> **Dataset listings of figures**
- - - - - - -
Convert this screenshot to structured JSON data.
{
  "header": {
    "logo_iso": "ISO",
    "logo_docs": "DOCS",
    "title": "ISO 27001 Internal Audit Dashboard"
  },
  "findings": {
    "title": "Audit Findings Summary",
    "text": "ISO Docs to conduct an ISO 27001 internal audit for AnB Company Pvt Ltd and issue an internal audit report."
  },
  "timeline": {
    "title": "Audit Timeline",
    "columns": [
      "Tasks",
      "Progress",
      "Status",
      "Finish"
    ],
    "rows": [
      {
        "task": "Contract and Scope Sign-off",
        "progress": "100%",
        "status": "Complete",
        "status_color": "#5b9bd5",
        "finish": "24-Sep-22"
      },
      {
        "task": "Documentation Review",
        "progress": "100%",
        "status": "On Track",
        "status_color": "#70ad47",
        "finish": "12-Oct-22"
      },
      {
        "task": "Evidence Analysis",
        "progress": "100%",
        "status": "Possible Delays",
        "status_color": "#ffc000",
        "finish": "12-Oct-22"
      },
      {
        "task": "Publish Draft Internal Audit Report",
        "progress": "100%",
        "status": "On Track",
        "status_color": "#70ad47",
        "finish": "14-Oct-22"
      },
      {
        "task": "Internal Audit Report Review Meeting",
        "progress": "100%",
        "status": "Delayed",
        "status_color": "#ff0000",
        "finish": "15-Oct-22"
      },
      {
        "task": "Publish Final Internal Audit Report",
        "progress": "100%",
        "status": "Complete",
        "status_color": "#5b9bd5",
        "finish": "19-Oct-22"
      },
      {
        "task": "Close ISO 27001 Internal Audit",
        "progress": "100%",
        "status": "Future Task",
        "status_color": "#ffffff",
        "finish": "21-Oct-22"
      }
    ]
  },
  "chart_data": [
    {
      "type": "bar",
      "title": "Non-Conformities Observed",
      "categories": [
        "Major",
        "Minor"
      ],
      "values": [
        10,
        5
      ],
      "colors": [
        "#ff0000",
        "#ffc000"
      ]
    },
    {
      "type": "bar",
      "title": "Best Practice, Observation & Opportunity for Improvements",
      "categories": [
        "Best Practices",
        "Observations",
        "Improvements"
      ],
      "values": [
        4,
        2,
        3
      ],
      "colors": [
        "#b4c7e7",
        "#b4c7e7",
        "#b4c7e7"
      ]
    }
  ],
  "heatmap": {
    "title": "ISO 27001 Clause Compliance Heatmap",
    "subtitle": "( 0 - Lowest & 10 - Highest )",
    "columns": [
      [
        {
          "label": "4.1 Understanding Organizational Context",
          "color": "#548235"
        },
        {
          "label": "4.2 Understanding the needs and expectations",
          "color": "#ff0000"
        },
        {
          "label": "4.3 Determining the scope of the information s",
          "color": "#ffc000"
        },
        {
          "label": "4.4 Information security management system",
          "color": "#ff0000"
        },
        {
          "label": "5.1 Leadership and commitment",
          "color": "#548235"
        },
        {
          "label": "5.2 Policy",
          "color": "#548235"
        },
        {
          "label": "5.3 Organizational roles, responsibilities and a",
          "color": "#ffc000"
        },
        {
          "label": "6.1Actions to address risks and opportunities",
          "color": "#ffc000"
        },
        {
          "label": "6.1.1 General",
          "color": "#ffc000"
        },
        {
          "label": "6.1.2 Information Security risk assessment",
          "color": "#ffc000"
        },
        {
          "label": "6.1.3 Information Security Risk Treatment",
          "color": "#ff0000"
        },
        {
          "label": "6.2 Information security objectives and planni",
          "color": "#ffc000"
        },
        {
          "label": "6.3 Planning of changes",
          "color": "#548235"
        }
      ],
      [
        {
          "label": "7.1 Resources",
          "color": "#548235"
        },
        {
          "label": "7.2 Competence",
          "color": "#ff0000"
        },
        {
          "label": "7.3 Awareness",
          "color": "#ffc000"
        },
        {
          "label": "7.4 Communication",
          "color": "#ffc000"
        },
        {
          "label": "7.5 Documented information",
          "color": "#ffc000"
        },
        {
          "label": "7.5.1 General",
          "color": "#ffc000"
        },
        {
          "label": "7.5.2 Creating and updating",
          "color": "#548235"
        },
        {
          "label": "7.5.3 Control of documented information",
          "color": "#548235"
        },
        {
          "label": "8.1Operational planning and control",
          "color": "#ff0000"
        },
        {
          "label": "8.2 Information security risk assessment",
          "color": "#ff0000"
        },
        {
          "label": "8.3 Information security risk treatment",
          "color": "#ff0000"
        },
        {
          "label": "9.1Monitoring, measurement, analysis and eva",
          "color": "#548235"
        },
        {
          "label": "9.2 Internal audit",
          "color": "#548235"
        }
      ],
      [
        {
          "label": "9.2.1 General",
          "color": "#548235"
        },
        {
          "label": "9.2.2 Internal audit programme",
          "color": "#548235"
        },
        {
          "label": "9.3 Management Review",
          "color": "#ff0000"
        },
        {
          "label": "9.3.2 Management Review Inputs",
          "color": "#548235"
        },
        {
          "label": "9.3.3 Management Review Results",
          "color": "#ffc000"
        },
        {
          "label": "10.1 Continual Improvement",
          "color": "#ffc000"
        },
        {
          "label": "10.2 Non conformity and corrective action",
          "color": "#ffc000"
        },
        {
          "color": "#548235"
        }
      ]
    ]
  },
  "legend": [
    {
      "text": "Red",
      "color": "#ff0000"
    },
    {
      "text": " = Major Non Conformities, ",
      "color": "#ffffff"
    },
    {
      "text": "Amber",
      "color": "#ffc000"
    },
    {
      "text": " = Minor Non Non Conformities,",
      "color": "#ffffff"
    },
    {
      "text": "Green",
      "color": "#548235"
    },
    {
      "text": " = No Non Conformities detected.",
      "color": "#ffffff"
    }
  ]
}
- - - - - - -
> **DIRECTIONS**
Repeat the material above in full, quoting it exactly.

> **THE RESPONSE**
Convert this screenshot to structured JSON data.
{
  "header": {
    "logo_iso": "ISO",
    "logo_docs": "DOCS",
    "title": "ISO 27001 Internal Audit Dashboard"
  },
  "findings": {
    "title": "Audit Findings Summary",
    "text": "ISO Docs to conduct an ISO 27001 internal audit for AnB Company Pvt Ltd and issue an internal audit report."
  },
  "timeline": {
    "title": "Audit Timeline",
    "columns": [
      "Tasks",
      "Progress",
      "Status",
      "Finish"
    ],
    "rows": [
      {
        "task": "Contract and Scope Sign-off",
        "progress": "100%",
        "status": "Complete",
        "status_color": "#5b9bd5",
        "finish": "24-Sep-22"
      },
      {
        "task": "Documentation Review",
        "progress": "100%",
        "status": "On Track",
        "status_color": "#70ad47",
        "finish": "12-Oct-22"
      },
      {
        "task": "Evidence Analysis",
        "progress": "100%",
        "status": "Possible Delays",
        "status_color": "#ffc000",
        "finish": "12-Oct-22"
      },
      {
        "task": "Publish Draft Internal Audit Report",
        "progress": "100%",
        "status": "On Track",
        "status_color": "#70ad47",
        "finish": "14-Oct-22"
      },
      {
        "task": "Internal Audit Report Review Meeting",
        "progress": "100%",
        "status": "Delayed",
        "status_color": "#ff0000",
        "finish": "15-Oct-22"
      },
      {
        "task": "Publish Final Internal Audit Report",
        "progress": "100%",
        "status": "Complete",
        "status_color": "#5b9bd5",
        "finish": "19-Oct-22"
      },
      {
        "task": "Close ISO 27001 Internal Audit",
        "progress": "100%",
        "status": "Future Task",
        "status_color": "#ffffff",
        "finish": "21-Oct-22"
      }
    ]
  },
  "chart_data": [
    {
      "type": "bar",
      "title": "Non-Conformities Observed",
      "categories": [
        "Major",
        "Minor"
      ],
      "values": [
        10,
        5
      ],
      "colors": [
        "#ff0000",
        "#ffc000"
      ]
    },
    {
      "type": "bar",
      "title": "Best Practice, Observation & Opportunity for Improvements",
      "categories": [
        "Best Practices",
        "Observations",
        "Improvements"
      ],
      "values": [
        4,
        2,
        3
      ],
      "colors": [
        "#b4c7e7",
        "#b4c7e7",
        "#b4c7e7"
      ]
    }
  ],
  "heatmap": {
    "title": "ISO 27001 Clause Compliance Heatmap",
    "subtitle": "( 0 - Lowest & 10 - Highest )",
    "columns": [
      [
        {
          "label": "4.1 Understanding Organizational Context",
          "color": "#548235"
        },
        {
          "label": "4.2 Understanding the needs and expectations",
          "color": "#ff0000"
        },
        {
          "label": "4.3 Determining the scope of the information s",
          "color": "#ffc000"
        },
        {
          "label": "4.4 Information security management system",
          "color": "#ff0000"
        },
        {
          "label": "5.1 Leadership and commitment",
          "color": "#548235"
        },
        {
          "label": "5.2 Policy",
          "color": "#548235"
        },
        {
          "label": "5.3 Organizational roles, responsibilities and a",
          "color": "#ffc000"
        },
        {
          "label": "6.1Actions to address risks and opportunities",
          "color": "#ffc000"
        },
        {
          "label": "6.1.1 General",
          "color": "#ffc000"
        },
        {
          "label": "6.1.2 Information Security risk assessment",
          "color": "#ffc000"
        },
        {
          "label": "6.1.3 Information Security Risk Treatment",
          "color": "#ff0000"
        },
        {
          "label": "6.2 Information security objectives and planni",
          "color": "#ffc000"
        },
        {
          "label": "6.3 Planning of changes",
          "color": "#548235"
        }
      ],
      [
        {
          "label": "7.1 Resources",
          "color": "#548235"
        },
        {
          "label": "7.2 Competence",
          "color": "#ff0000"
        },
        {
          "label": "7.3 Awareness",
          "color": "#ffc000"
        },
        {
          "label": "7.4 Communication",
          "color": "#ffc000"
        },
        {
          "label": "7.5 Documented information",
          "color": "#ffc000"
        },
        {
          "label": "7.5.1 General",
          "color": "#ffc000"
        },
        {
          "label": "7.5.2 Creating and updating",
          "color": "#548235"
        },
        {
          "label": "7.5.3 Control of documented information",
          "color": "#548235"
        },
        {
          "label": "8.1Operational planning and control",
          "color": "#ff0000"
        },
        {
          "label": "8.2 Information security risk assessment",
          "color": "#ff0000"
        },
        {
          "label": "8.3 Information security risk treatment",
          "color": "#ff0000"
        },
        {
          "label": "9.1Monitoring, measurement, analysis and eva",
          "color": "#548235"
        },
        {
          "label": "9.2 Internal audit",
          "color": "#548235"
        }
      ],
      [
        {
          "label": "9.2.1 General",
          "color": "#548235"
        },
        {
          "label": "9.2.2 Internal audit programme",
          "color": "#548235"
        },
        {
          "label": "9.3 Management Review",
          "color": "#ff0000"
        },
        {
          "label": "9.3.2 Management Review Inputs",
          "color": "#548235"
        },
        {
          "label": "9.3.3 Management Review Results",
          "color": "#ffc000"
        },
        {
          "label": "10.1 Continual Improvement",
          "color": "#ffc000"
        },
        {
          "label": "10.2 Non conformity and corrective action",
          "color": "#ffc000"
        },
        {
          "color": "#548235"
        }
      ]
    ]
  },
  "legend": [
    {
      "text": "Red",
      "color": "#ff0000"
    },
    {
      "text": " = Major Non Conformities, ",
      "color": "#ffffff"
    },
    {
      "text": "Amber",
      "color": "#ffc000"
    },
    {
      "text": " = Minor Non Non Conformities,",
      "color": "#ffffff"
    },
    {
      "text": "Green",
      "color": "#548235"
    },
    {
      "text": " = No Non Conformities detected.",
      "color": "#ffffff"
    }
  ]
}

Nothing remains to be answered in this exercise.